▶ _Materiale fornito_:

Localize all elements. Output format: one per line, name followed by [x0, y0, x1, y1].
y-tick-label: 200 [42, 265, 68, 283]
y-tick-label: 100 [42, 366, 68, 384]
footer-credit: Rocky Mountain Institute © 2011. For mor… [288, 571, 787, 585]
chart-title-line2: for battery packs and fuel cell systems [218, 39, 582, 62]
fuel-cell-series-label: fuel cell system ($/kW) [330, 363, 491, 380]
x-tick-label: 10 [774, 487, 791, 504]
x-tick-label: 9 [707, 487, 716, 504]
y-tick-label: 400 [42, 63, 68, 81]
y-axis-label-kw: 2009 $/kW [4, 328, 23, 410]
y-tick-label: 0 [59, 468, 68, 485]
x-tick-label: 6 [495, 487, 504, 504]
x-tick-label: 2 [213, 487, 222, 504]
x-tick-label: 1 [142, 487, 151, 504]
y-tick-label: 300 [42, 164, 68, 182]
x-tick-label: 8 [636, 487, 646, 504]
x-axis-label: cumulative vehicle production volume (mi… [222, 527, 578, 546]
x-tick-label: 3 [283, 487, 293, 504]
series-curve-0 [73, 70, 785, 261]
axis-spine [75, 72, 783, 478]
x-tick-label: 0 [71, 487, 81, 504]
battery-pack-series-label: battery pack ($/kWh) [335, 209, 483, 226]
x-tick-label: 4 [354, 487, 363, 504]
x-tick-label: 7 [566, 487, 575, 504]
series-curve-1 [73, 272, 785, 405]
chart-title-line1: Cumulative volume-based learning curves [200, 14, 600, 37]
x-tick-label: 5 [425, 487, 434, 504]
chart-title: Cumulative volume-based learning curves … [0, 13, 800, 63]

▶ _Richiesta scritta_: Trascrivi tutte le righe del materiale in un elenco numerato, omettendo quelle vuote.

▶ _Esercizio svolto_:
1. Localize all elements. Output format: one per line, name followed by [x0, y0, x1, y1].
2. y-tick-label: 200 [42, 265, 68, 283]
3. y-tick-label: 100 [42, 366, 68, 384]
4. footer-credit: Rocky Mountain Institute © 2011. For mor… [288, 571, 787, 585]
5. chart-title-line2: for battery packs and fuel cell systems [218, 39, 582, 62]
6. fuel-cell-series-label: fuel cell system ($/kW) [330, 363, 491, 380]
7. x-tick-label: 10 [774, 487, 791, 504]
8. x-tick-label: 9 [707, 487, 716, 504]
9. y-tick-label: 400 [42, 63, 68, 81]
10. y-axis-label-kw: 2009 $/kW [4, 328, 23, 410]
11. y-tick-label: 0 [59, 468, 68, 485]
12. x-tick-label: 6 [495, 487, 504, 504]
13. x-tick-label: 2 [213, 487, 222, 504]
14. x-tick-label: 1 [142, 487, 151, 504]
15. y-tick-label: 300 [42, 164, 68, 182]
16. x-tick-label: 8 [636, 487, 646, 504]
17. x-axis-label: cumulative vehicle production volume (mi… [222, 527, 578, 546]
18. x-tick-label: 3 [283, 487, 293, 504]
19. series-curve-0 [73, 70, 785, 261]
20. axis-spine [75, 72, 783, 478]
21. x-tick-label: 0 [71, 487, 81, 504]
22. battery-pack-series-label: battery pack ($/kWh) [335, 209, 483, 226]
23. x-tick-label: 4 [354, 487, 363, 504]
24. x-tick-label: 7 [566, 487, 575, 504]
25. series-curve-1 [73, 272, 785, 405]
26. chart-title-line1: Cumulative volume-based learning curves [200, 14, 600, 37]
27. x-tick-label: 5 [425, 487, 434, 504]
28. chart-title: Cumulative volume-based learning curves … [0, 13, 800, 63]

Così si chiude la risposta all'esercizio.